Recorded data
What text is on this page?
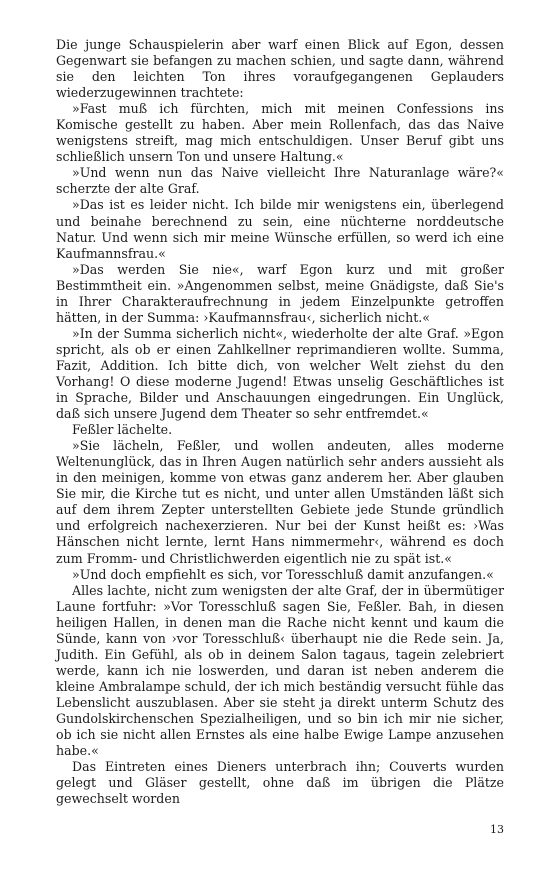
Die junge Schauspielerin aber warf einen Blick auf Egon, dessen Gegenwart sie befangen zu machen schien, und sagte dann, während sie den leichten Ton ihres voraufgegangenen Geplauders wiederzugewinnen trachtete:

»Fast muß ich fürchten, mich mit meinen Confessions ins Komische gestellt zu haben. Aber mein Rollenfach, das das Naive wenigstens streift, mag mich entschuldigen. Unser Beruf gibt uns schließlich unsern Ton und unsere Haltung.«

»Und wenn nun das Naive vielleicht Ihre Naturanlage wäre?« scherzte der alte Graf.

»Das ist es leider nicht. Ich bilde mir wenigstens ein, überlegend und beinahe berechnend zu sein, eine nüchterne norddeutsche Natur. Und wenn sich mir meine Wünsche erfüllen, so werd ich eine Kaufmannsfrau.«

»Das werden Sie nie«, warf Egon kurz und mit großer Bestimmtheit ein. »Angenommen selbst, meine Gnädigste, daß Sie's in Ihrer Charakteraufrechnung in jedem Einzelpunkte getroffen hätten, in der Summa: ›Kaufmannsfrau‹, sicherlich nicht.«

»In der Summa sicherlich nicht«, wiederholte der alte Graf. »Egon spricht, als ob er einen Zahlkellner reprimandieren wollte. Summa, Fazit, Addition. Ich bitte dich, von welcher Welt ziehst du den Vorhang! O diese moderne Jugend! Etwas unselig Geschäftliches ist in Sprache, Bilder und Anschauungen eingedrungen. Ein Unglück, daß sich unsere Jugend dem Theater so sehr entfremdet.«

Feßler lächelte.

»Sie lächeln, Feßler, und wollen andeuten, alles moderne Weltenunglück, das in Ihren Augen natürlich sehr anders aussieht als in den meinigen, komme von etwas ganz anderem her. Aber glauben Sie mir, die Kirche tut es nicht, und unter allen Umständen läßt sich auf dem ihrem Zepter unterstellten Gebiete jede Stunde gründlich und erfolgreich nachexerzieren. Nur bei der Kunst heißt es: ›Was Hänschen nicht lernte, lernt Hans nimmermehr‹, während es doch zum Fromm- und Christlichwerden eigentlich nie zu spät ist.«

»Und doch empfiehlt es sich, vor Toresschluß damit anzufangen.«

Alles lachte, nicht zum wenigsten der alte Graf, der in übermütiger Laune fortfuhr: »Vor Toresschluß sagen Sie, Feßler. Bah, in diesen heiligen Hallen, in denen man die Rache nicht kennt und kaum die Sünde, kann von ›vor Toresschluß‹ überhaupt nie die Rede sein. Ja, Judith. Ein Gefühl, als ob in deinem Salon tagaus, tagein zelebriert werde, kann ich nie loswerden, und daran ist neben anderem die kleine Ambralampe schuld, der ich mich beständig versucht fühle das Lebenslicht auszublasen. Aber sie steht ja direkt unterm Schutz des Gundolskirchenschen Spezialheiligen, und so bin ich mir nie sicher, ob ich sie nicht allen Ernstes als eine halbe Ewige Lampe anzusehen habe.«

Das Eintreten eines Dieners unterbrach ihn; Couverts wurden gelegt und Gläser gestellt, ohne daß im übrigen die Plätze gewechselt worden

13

Activity:
Which lines of the records above hold the word "Naive"? Copy each of them.

Result of the task:
»Fast muß ich fürchten, mich mit meinen Confessions ins Komische gestellt zu haben. Aber mein Rollenfach, das das Naive wenigstens streift, mag mich entschuldigen. Unser Beruf gibt uns schließlich unsern Ton und unsere Haltung.«
»Und wenn nun das Naive vielleicht Ihre Naturanlage wäre?« scherzte der alte Graf.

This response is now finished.